◆ Saved entries ◆
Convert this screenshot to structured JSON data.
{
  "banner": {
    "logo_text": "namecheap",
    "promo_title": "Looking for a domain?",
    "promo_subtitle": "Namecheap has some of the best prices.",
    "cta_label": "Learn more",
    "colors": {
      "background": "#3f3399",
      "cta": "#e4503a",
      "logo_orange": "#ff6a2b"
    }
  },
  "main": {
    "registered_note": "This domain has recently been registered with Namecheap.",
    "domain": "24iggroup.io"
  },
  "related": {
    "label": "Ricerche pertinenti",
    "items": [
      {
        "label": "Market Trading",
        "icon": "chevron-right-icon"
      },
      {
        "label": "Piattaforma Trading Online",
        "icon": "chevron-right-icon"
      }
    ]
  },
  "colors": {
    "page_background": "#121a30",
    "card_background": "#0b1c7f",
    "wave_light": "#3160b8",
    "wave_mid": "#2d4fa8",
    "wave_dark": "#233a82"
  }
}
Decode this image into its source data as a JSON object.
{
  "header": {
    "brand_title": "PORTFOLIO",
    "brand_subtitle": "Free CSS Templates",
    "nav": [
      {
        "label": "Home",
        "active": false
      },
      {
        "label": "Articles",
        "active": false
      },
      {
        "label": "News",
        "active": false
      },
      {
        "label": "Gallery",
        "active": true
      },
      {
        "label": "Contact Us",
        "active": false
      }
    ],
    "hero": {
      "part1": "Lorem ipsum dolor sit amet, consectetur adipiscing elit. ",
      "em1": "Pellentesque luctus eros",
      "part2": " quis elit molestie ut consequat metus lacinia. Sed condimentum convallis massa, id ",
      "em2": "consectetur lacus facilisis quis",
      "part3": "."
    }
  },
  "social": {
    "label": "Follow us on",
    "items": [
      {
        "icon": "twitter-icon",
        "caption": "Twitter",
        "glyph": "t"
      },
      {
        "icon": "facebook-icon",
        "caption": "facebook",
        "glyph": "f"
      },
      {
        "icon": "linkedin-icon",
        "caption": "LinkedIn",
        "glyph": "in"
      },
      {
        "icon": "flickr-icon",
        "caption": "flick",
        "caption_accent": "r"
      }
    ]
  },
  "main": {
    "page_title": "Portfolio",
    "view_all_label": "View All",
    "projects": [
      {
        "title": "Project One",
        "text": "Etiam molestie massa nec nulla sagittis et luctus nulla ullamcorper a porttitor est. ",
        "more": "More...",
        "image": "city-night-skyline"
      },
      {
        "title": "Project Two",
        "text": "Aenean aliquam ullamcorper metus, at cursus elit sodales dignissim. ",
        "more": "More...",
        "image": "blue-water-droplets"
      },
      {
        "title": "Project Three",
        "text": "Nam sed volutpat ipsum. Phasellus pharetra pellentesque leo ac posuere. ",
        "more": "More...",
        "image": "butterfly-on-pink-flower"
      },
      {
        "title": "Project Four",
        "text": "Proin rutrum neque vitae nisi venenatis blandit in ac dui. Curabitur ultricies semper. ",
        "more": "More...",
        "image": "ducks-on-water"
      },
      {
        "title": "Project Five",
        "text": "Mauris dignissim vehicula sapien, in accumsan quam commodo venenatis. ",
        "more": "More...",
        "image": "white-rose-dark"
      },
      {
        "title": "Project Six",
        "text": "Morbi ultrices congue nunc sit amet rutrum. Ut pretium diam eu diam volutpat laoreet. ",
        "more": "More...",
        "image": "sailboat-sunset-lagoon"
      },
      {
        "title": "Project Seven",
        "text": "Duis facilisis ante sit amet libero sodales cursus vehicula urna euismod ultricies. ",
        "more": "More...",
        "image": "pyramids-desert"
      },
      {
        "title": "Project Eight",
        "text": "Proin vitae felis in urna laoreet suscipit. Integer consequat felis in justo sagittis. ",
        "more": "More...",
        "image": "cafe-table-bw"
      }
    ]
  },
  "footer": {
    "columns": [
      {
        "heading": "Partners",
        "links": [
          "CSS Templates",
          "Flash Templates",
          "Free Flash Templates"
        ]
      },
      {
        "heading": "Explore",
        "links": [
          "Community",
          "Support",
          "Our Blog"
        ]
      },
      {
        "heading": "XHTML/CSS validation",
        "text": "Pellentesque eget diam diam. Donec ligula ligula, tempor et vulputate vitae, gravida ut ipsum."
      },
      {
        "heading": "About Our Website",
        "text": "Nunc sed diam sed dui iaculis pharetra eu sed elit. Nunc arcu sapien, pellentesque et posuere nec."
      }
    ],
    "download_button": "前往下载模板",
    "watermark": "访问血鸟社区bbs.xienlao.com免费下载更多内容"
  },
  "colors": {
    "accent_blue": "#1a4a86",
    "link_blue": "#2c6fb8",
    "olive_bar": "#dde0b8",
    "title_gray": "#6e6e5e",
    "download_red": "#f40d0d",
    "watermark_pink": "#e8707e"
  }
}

◆ Task instructions ◆
Please reproduce each line exactly as written.

◆ Result ◆
Convert this screenshot to structured JSON data.
{
  "banner": {
    "logo_text": "namecheap",
    "promo_title": "Looking for a domain?",
    "promo_subtitle": "Namecheap has some of the best prices.",
    "cta_label": "Learn more",
    "colors": {
      "background": "#3f3399",
      "cta": "#e4503a",
      "logo_orange": "#ff6a2b"
    }
  },
  "main": {
    "registered_note": "This domain has recently been registered with Namecheap.",
    "domain": "24iggroup.io"
  },
  "related": {
    "label": "Ricerche pertinenti",
    "items": [
      {
        "label": "Market Trading",
        "icon": "chevron-right-icon"
      },
      {
        "label": "Piattaforma Trading Online",
        "icon": "chevron-right-icon"
      }
    ]
  },
  "colors": {
    "page_background": "#121a30",
    "card_background": "#0b1c7f",
    "wave_light": "#3160b8",
    "wave_mid": "#2d4fa8",
    "wave_dark": "#233a82"
  }
}
Decode this image into its source data as a JSON object.
{
  "header": {
    "brand_title": "PORTFOLIO",
    "brand_subtitle": "Free CSS Templates",
    "nav": [
      {
        "label": "Home",
        "active": false
      },
      {
        "label": "Articles",
        "active": false
      },
      {
        "label": "News",
        "active": false
      },
      {
        "label": "Gallery",
        "active": true
      },
      {
        "label": "Contact Us",
        "active": false
      }
    ],
    "hero": {
      "part1": "Lorem ipsum dolor sit amet, consectetur adipiscing elit. ",
      "em1": "Pellentesque luctus eros",
      "part2": " quis elit molestie ut consequat metus lacinia. Sed condimentum convallis massa, id ",
      "em2": "consectetur lacus facilisis quis",
      "part3": "."
    }
  },
  "social": {
    "label": "Follow us on",
    "items": [
      {
        "icon": "twitter-icon",
        "caption": "Twitter",
        "glyph": "t"
      },
      {
        "icon": "facebook-icon",
        "caption": "facebook",
        "glyph": "f"
      },
      {
        "icon": "linkedin-icon",
        "caption": "LinkedIn",
        "glyph": "in"
      },
      {
        "icon": "flickr-icon",
        "caption": "flick",
        "caption_accent": "r"
      }
    ]
  },
  "main": {
    "page_title": "Portfolio",
    "view_all_label": "View All",
    "projects": [
      {
        "title": "Project One",
        "text": "Etiam molestie massa nec nulla sagittis et luctus nulla ullamcorper a porttitor est. ",
        "more": "More...",
        "image": "city-night-skyline"
      },
      {
        "title": "Project Two",
        "text": "Aenean aliquam ullamcorper metus, at cursus elit sodales dignissim. ",
        "more": "More...",
        "image": "blue-water-droplets"
      },
      {
        "title": "Project Three",
        "text": "Nam sed volutpat ipsum. Phasellus pharetra pellentesque leo ac posuere. ",
        "more": "More...",
        "image": "butterfly-on-pink-flower"
      },
      {
        "title": "Project Four",
        "text": "Proin rutrum neque vitae nisi venenatis blandit in ac dui. Curabitur ultricies semper. ",
        "more": "More...",
        "image": "ducks-on-water"
      },
      {
        "title": "Project Five",
        "text": "Mauris dignissim vehicula sapien, in accumsan quam commodo venenatis. ",
        "more": "More...",
        "image": "white-rose-dark"
      },
      {
        "title": "Project Six",
        "text": "Morbi ultrices congue nunc sit amet rutrum. Ut pretium diam eu diam volutpat laoreet. ",
        "more": "More...",
        "image": "sailboat-sunset-lagoon"
      },
      {
        "title": "Project Seven",
        "text": "Duis facilisis ante sit amet libero sodales cursus vehicula urna euismod ultricies. ",
        "more": "More...",
        "image": "pyramids-desert"
      },
      {
        "title": "Project Eight",
        "text": "Proin vitae felis in urna laoreet suscipit. Integer consequat felis in justo sagittis. ",
        "more": "More...",
        "image": "cafe-table-bw"
      }
    ]
  },
  "footer": {
    "columns": [
      {
        "heading": "Partners",
        "links": [
          "CSS Templates",
          "Flash Templates",
          "Free Flash Templates"
        ]
      },
      {
        "heading": "Explore",
        "links": [
          "Community",
          "Support",
          "Our Blog"
        ]
      },
      {
        "heading": "XHTML/CSS validation",
        "text": "Pellentesque eget diam diam. Donec ligula ligula, tempor et vulputate vitae, gravida ut ipsum."
      },
      {
        "heading": "About Our Website",
        "text": "Nunc sed diam sed dui iaculis pharetra eu sed elit. Nunc arcu sapien, pellentesque et posuere nec."
      }
    ],
    "download_button": "前往下载模板",
    "watermark": "访问血鸟社区bbs.xienlao.com免费下载更多内容"
  },
  "colors": {
    "accent_blue": "#1a4a86",
    "link_blue": "#2c6fb8",
    "olive_bar": "#dde0b8",
    "title_gray": "#6e6e5e",
    "download_red": "#f40d0d",
    "watermark_pink": "#e8707e"
  }
}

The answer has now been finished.